Leave the pictures out and print every record below exactly as it stands.

___ Listed entries ___

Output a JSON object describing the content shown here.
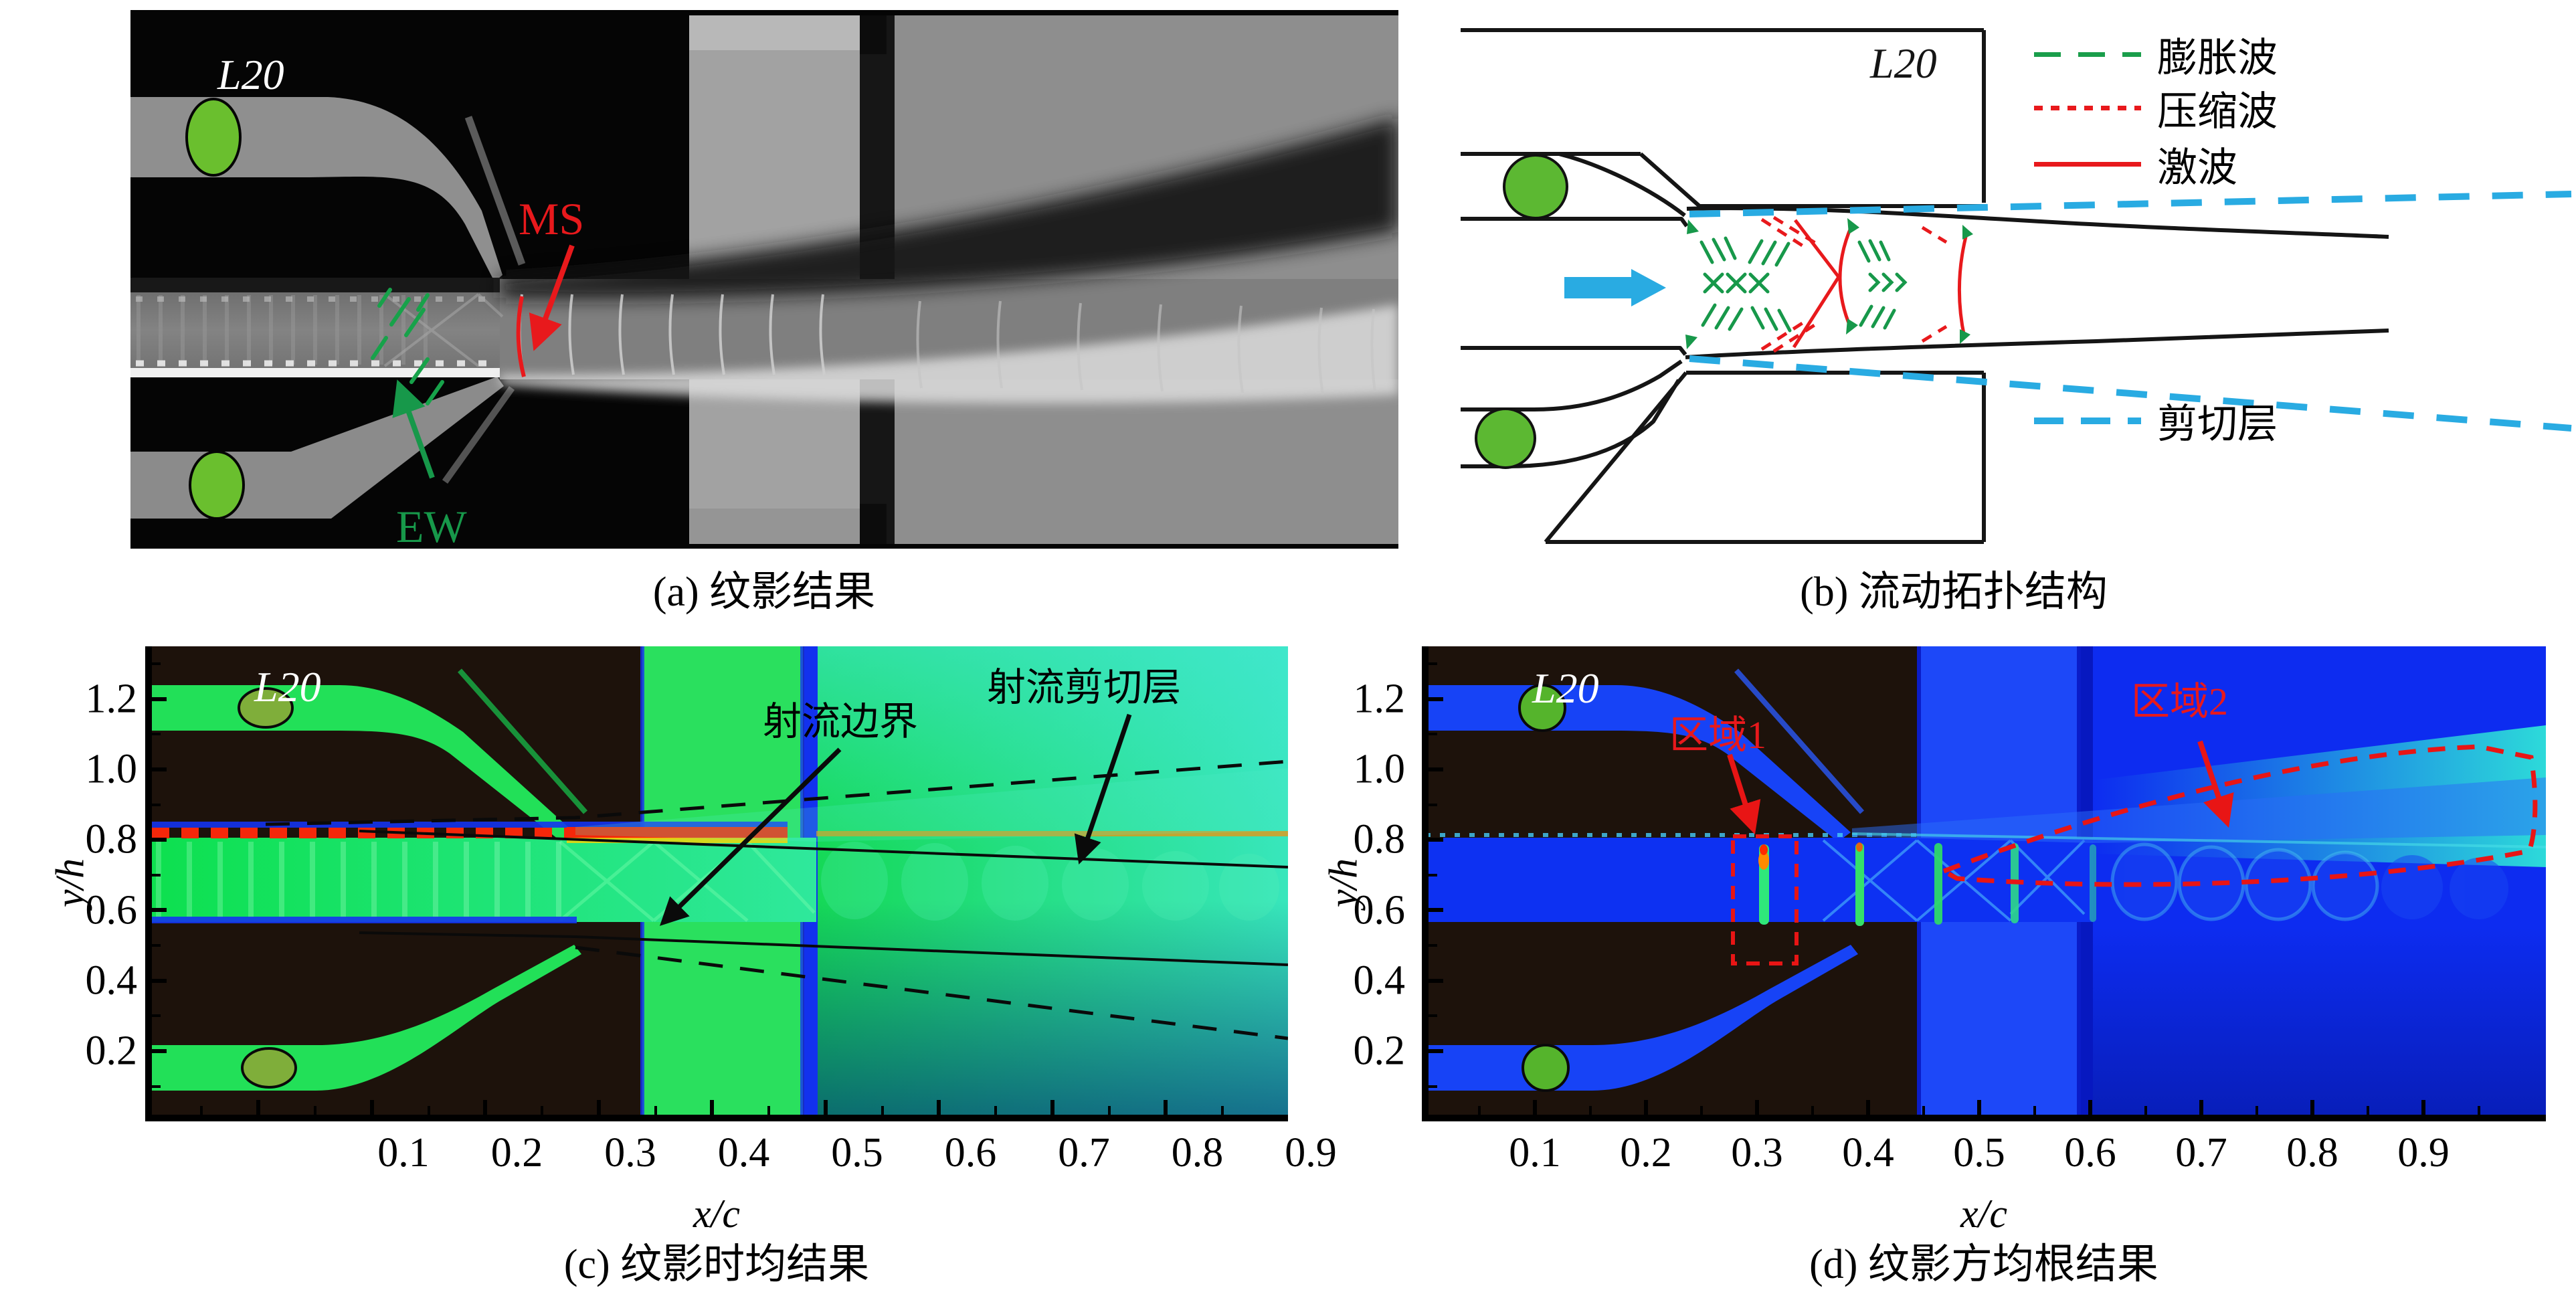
{
  "figure": {
    "panel_a": {
      "caption": "(a) 纹影结果",
      "inset_label": "L20",
      "annotation_ms": "MS",
      "annotation_ew": "EW"
    },
    "panel_b": {
      "caption": "(b) 流动拓扑结构",
      "inset_label": "L20",
      "legend": [
        {
          "label": "膨胀波",
          "style": "dashed",
          "color": "#1a9e4b"
        },
        {
          "label": "压缩波",
          "style": "dotted",
          "color": "#e8191c"
        },
        {
          "label": "激波",
          "style": "solid",
          "color": "#e8191c"
        },
        {
          "label": "剪切层",
          "style": "dashed",
          "color": "#29abe2"
        }
      ]
    },
    "panel_c": {
      "caption": "(c) 纹影时均结果",
      "inset_label": "L20",
      "annotation_boundary": "射流边界",
      "annotation_shear": "射流剪切层"
    },
    "panel_d": {
      "caption": "(d) 纹影方均根结果",
      "inset_label": "L20",
      "annotation_region1": "区域1",
      "annotation_region2": "区域2"
    },
    "colors": {
      "shock_red": "#e8191c",
      "expansion_green": "#1a9e4b",
      "shear_blue": "#29abe2",
      "insert_circle_green": "#5cb832"
    }
  },
  "chart_data": [
    {
      "id": "c",
      "type": "heatmap",
      "title": "(c) 纹影时均结果",
      "xlabel": "x/c",
      "ylabel": "y/h",
      "x_ticks": [
        0.1,
        0.2,
        0.3,
        0.4,
        0.5,
        0.6,
        0.7,
        0.8,
        0.9
      ],
      "x_tick_labels": [
        "0.1",
        "0.2",
        "0.3",
        "0.4",
        "0.5",
        "0.6",
        "0.7",
        "0.8",
        "0.9"
      ],
      "y_ticks": [
        1.2,
        1.0,
        0.8,
        0.6,
        0.4,
        0.2
      ],
      "y_tick_labels": [
        "1.2",
        "1.0",
        "0.8",
        "0.6",
        "0.4",
        "0.2"
      ],
      "xlim": [
        0,
        1.01
      ],
      "ylim": [
        0,
        1.35
      ],
      "grid": false,
      "legend_position": "none",
      "colormap": "rainbow",
      "inset_label": "L20",
      "annotations": [
        "射流边界",
        "射流剪切层"
      ],
      "features": [
        "时均纹影云图：射流位于 y/h≈0.5–0.8，绿色高亮",
        "射流上边界处红色高梯度条带",
        "黑色实线标记射流边界，黑色虚线标记射流剪切层外缘",
        "上剪切层虚线向右上扩展，下剪切层虚线向右下扩展",
        "x/c≈0.42–0.55 处为亮绿色窗框条带及蓝色竖线"
      ]
    },
    {
      "id": "d",
      "type": "heatmap",
      "title": "(d) 纹影方均根结果",
      "xlabel": "x/c",
      "ylabel": "y/h",
      "x_ticks": [
        0.1,
        0.2,
        0.3,
        0.4,
        0.5,
        0.6,
        0.7,
        0.8,
        0.9
      ],
      "x_tick_labels": [
        "0.1",
        "0.2",
        "0.3",
        "0.4",
        "0.5",
        "0.6",
        "0.7",
        "0.8",
        "0.9"
      ],
      "y_ticks": [
        1.2,
        1.0,
        0.8,
        0.6,
        0.4,
        0.2
      ],
      "y_tick_labels": [
        "1.2",
        "1.0",
        "0.8",
        "0.6",
        "0.4",
        "0.2"
      ],
      "xlim": [
        0,
        1.01
      ],
      "ylim": [
        0,
        1.35
      ],
      "grid": false,
      "legend_position": "none",
      "colormap": "rainbow",
      "inset_label": "L20",
      "annotations": [
        "区域1",
        "区域2"
      ],
      "features": [
        "方均根纹影云图：整体为蓝色低脉动背景",
        "区域1：x/c≈0.28–0.33 红色虚线矩形内的绿色/红色高脉动竖条",
        "区域2：x/c≈0.45–1.0 上剪切层的大范围红色虚线包络区",
        "激波串处出现周期性绿色竖条纹",
        "右侧上剪切层呈青色高脉动楔形区"
      ]
    }
  ]
}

___

§ **Finished task**:
Output a JSON object describing the content shown here.
{
  "figure": {
    "panel_a": {
      "caption": "(a) 纹影结果",
      "inset_label": "L20",
      "annotation_ms": "MS",
      "annotation_ew": "EW"
    },
    "panel_b": {
      "caption": "(b) 流动拓扑结构",
      "inset_label": "L20",
      "legend": [
        {
          "label": "膨胀波",
          "style": "dashed",
          "color": "#1a9e4b"
        },
        {
          "label": "压缩波",
          "style": "dotted",
          "color": "#e8191c"
        },
        {
          "label": "激波",
          "style": "solid",
          "color": "#e8191c"
        },
        {
          "label": "剪切层",
          "style": "dashed",
          "color": "#29abe2"
        }
      ]
    },
    "panel_c": {
      "caption": "(c) 纹影时均结果",
      "inset_label": "L20",
      "annotation_boundary": "射流边界",
      "annotation_shear": "射流剪切层"
    },
    "panel_d": {
      "caption": "(d) 纹影方均根结果",
      "inset_label": "L20",
      "annotation_region1": "区域1",
      "annotation_region2": "区域2"
    },
    "colors": {
      "shock_red": "#e8191c",
      "expansion_green": "#1a9e4b",
      "shear_blue": "#29abe2",
      "insert_circle_green": "#5cb832"
    }
  },
  "chart_data": [
    {
      "id": "c",
      "type": "heatmap",
      "title": "(c) 纹影时均结果",
      "xlabel": "x/c",
      "ylabel": "y/h",
      "x_ticks": [
        0.1,
        0.2,
        0.3,
        0.4,
        0.5,
        0.6,
        0.7,
        0.8,
        0.9
      ],
      "x_tick_labels": [
        "0.1",
        "0.2",
        "0.3",
        "0.4",
        "0.5",
        "0.6",
        "0.7",
        "0.8",
        "0.9"
      ],
      "y_ticks": [
        1.2,
        1.0,
        0.8,
        0.6,
        0.4,
        0.2
      ],
      "y_tick_labels": [
        "1.2",
        "1.0",
        "0.8",
        "0.6",
        "0.4",
        "0.2"
      ],
      "xlim": [
        0,
        1.01
      ],
      "ylim": [
        0,
        1.35
      ],
      "grid": false,
      "legend_position": "none",
      "colormap": "rainbow",
      "inset_label": "L20",
      "annotations": [
        "射流边界",
        "射流剪切层"
      ],
      "features": [
        "时均纹影云图：射流位于 y/h≈0.5–0.8，绿色高亮",
        "射流上边界处红色高梯度条带",
        "黑色实线标记射流边界，黑色虚线标记射流剪切层外缘",
        "上剪切层虚线向右上扩展，下剪切层虚线向右下扩展",
        "x/c≈0.42–0.55 处为亮绿色窗框条带及蓝色竖线"
      ]
    },
    {
      "id": "d",
      "type": "heatmap",
      "title": "(d) 纹影方均根结果",
      "xlabel": "x/c",
      "ylabel": "y/h",
      "x_ticks": [
        0.1,
        0.2,
        0.3,
        0.4,
        0.5,
        0.6,
        0.7,
        0.8,
        0.9
      ],
      "x_tick_labels": [
        "0.1",
        "0.2",
        "0.3",
        "0.4",
        "0.5",
        "0.6",
        "0.7",
        "0.8",
        "0.9"
      ],
      "y_ticks": [
        1.2,
        1.0,
        0.8,
        0.6,
        0.4,
        0.2
      ],
      "y_tick_labels": [
        "1.2",
        "1.0",
        "0.8",
        "0.6",
        "0.4",
        "0.2"
      ],
      "xlim": [
        0,
        1.01
      ],
      "ylim": [
        0,
        1.35
      ],
      "grid": false,
      "legend_position": "none",
      "colormap": "rainbow",
      "inset_label": "L20",
      "annotations": [
        "区域1",
        "区域2"
      ],
      "features": [
        "方均根纹影云图：整体为蓝色低脉动背景",
        "区域1：x/c≈0.28–0.33 红色虚线矩形内的绿色/红色高脉动竖条",
        "区域2：x/c≈0.45–1.0 上剪切层的大范围红色虚线包络区",
        "激波串处出现周期性绿色竖条纹",
        "右侧上剪切层呈青色高脉动楔形区"
      ]
    }
  ]
}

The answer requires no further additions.